**WHAT YOU NEED TO DO:**
Extract the listing below word for word, from its first line through the line that contains "chart-point[interactable] (334, 287, 342, 295)", inclusive.

═══ DATA LISTING

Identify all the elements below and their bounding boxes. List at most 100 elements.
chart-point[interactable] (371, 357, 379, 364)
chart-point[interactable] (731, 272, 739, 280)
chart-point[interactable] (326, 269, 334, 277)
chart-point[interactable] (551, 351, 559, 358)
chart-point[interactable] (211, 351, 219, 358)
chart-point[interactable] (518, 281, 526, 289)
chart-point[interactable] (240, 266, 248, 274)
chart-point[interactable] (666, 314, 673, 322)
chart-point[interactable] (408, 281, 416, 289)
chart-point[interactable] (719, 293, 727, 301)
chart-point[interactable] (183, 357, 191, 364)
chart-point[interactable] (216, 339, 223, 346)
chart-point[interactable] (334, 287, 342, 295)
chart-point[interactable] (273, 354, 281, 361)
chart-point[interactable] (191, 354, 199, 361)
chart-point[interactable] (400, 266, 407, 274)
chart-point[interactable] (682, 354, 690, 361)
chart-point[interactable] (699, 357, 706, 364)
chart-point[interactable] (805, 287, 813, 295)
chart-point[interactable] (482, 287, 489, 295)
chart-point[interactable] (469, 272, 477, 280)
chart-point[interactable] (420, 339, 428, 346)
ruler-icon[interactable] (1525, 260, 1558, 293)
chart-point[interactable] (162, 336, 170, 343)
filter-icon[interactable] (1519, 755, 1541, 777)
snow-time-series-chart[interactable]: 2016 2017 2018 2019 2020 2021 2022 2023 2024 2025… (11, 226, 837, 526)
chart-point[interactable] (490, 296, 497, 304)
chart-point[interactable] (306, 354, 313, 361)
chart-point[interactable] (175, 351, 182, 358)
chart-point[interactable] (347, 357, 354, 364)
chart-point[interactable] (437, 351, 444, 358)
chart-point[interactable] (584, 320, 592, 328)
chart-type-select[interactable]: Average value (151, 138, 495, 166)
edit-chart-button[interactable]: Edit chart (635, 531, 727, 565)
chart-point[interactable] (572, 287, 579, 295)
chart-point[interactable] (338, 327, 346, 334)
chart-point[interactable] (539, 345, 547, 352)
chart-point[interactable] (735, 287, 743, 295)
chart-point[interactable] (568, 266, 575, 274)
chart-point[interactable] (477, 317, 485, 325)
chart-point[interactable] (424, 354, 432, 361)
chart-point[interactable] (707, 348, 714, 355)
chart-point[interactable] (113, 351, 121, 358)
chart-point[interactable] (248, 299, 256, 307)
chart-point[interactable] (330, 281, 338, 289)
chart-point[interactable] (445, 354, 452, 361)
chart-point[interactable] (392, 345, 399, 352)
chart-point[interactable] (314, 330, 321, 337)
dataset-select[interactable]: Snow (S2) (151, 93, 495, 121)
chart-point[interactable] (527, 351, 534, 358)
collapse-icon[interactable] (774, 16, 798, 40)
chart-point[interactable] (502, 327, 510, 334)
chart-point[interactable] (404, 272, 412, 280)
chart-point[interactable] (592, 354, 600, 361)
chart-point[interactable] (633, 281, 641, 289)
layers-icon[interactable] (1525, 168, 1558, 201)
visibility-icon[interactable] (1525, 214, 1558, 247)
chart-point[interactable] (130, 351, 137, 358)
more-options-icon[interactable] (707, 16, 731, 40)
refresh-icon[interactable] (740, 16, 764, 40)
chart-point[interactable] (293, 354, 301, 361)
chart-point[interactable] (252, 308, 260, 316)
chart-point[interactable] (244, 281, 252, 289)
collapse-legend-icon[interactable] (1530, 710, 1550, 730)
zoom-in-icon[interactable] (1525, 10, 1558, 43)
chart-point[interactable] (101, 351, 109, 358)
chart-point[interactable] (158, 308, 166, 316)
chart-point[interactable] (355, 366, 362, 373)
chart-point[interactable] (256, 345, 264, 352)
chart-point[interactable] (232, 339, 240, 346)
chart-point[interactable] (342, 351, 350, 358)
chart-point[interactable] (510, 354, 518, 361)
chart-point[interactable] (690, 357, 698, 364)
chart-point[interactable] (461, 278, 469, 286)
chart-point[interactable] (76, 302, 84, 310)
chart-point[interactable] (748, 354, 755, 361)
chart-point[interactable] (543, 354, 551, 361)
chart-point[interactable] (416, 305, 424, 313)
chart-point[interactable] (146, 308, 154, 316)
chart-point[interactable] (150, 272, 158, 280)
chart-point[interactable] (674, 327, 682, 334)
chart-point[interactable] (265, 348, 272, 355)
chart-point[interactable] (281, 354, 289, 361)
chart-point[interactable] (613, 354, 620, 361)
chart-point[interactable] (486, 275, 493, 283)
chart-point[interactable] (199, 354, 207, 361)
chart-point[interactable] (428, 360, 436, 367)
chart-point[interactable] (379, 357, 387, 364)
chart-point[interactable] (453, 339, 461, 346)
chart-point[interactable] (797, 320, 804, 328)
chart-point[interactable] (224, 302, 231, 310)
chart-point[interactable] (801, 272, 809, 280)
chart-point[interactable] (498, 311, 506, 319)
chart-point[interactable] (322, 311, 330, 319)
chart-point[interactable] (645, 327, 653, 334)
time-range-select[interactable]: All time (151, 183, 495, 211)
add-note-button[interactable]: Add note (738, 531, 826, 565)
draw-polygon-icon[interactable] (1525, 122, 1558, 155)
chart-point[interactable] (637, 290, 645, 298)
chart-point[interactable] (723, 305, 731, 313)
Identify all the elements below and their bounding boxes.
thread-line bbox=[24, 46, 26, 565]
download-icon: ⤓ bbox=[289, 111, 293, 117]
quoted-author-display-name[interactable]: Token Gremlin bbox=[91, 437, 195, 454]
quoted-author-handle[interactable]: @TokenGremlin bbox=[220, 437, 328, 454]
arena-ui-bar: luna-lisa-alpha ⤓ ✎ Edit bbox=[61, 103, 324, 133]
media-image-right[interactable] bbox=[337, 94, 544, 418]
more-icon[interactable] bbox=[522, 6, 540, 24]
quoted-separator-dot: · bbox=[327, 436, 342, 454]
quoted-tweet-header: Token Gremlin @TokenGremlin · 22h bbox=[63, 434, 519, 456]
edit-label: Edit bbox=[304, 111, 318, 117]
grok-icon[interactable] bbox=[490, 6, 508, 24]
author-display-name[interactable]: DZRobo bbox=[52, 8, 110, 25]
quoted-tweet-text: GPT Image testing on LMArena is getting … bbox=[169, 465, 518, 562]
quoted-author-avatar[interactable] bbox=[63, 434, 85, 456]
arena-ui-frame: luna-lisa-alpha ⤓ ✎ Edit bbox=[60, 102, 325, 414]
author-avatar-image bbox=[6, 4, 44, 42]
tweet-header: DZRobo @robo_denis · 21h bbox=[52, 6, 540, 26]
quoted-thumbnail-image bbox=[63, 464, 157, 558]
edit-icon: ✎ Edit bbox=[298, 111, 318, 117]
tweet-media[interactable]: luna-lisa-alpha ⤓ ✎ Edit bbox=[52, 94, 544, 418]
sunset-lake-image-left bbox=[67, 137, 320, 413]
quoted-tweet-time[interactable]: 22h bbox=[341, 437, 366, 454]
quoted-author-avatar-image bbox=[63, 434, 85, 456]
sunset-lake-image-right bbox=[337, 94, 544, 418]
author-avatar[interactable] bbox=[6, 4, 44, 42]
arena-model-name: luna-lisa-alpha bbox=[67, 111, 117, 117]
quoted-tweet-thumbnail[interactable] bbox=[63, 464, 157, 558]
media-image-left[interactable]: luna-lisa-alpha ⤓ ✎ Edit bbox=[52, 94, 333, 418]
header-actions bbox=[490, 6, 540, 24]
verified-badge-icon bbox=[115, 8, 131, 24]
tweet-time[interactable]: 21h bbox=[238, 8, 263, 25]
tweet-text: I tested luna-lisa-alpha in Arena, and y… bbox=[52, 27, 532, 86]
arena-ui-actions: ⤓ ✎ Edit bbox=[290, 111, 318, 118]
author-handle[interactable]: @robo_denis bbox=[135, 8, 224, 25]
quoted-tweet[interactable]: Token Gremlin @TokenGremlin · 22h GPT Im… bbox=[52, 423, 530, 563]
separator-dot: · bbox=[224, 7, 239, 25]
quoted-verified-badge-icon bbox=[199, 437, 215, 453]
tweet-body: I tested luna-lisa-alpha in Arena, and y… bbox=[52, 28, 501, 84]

══════

**EXERCISE SOLUTION:**
Identify all the elements below and their bounding boxes. List at most 100 elements.
chart-point[interactable] (371, 357, 379, 364)
chart-point[interactable] (731, 272, 739, 280)
chart-point[interactable] (326, 269, 334, 277)
chart-point[interactable] (551, 351, 559, 358)
chart-point[interactable] (211, 351, 219, 358)
chart-point[interactable] (518, 281, 526, 289)
chart-point[interactable] (240, 266, 248, 274)
chart-point[interactable] (666, 314, 673, 322)
chart-point[interactable] (408, 281, 416, 289)
chart-point[interactable] (719, 293, 727, 301)
chart-point[interactable] (183, 357, 191, 364)
chart-point[interactable] (216, 339, 223, 346)
chart-point[interactable] (334, 287, 342, 295)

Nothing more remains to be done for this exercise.